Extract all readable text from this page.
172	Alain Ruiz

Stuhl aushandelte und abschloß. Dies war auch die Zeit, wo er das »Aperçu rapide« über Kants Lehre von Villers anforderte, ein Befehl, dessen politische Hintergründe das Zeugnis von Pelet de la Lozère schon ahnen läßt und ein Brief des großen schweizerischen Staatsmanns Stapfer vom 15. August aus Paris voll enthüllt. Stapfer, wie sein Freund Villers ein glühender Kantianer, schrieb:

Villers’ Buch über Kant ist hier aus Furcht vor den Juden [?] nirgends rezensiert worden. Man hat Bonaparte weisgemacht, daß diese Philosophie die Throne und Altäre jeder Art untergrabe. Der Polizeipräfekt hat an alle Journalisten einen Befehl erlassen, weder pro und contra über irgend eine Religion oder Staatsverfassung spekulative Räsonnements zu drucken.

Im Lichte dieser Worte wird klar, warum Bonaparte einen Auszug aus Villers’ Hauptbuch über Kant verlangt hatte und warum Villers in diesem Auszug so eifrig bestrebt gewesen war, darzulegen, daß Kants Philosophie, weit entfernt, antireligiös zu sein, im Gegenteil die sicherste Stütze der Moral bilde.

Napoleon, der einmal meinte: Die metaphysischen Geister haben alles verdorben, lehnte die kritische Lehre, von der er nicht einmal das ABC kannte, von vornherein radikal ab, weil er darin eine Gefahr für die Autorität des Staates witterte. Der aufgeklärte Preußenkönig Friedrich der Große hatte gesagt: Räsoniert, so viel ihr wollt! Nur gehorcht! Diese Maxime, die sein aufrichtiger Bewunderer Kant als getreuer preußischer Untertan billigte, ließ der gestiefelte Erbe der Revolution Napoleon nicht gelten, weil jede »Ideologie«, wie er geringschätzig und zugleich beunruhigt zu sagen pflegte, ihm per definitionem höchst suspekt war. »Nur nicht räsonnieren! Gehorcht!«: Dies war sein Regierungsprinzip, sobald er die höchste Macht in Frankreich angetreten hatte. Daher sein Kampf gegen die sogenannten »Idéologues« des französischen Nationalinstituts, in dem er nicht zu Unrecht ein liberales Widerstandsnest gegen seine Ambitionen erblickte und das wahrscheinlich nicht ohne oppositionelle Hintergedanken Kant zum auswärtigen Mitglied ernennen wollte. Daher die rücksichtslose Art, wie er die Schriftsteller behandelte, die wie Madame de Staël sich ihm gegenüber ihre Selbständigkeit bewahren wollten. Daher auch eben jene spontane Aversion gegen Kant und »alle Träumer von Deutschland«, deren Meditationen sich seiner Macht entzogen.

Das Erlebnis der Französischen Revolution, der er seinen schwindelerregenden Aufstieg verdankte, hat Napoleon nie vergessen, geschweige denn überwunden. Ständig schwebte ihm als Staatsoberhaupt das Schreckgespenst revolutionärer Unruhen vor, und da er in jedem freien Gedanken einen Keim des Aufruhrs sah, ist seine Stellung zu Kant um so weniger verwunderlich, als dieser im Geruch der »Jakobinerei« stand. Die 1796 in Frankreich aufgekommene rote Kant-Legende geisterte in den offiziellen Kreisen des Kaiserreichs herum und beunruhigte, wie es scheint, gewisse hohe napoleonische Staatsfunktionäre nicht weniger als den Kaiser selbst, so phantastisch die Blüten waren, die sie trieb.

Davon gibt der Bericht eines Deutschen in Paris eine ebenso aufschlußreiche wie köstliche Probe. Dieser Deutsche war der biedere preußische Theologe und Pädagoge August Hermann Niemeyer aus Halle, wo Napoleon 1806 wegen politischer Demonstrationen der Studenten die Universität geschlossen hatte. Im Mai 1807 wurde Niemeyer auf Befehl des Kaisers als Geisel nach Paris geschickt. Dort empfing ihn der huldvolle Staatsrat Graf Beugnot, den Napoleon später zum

• • • •

## [Exercise details]
Give every line of the material that includes the string "Philosophie".

## [Response to the exercise]
Villers’ Buch über Kant ist hier aus Furcht vor den Juden [?] nirgends rezensiert worden. Man hat Bonaparte weisgemacht, daß diese Philosophie die Throne und Altäre jeder Art untergrabe. Der Polizeipräfekt hat an alle Journalisten einen Befehl erlassen, weder pro und contra über irgend eine Religion oder Staatsverfassung spekulative Räsonnements zu drucken.
Im Lichte dieser Worte wird klar, warum Bonaparte einen Auszug aus Villers’ Hauptbuch über Kant verlangt hatte und warum Villers in diesem Auszug so eifrig bestrebt gewesen war, darzulegen, daß Kants Philosophie, weit entfernt, antireligiös zu sein, im Gegenteil die sicherste Stütze der Moral bilde.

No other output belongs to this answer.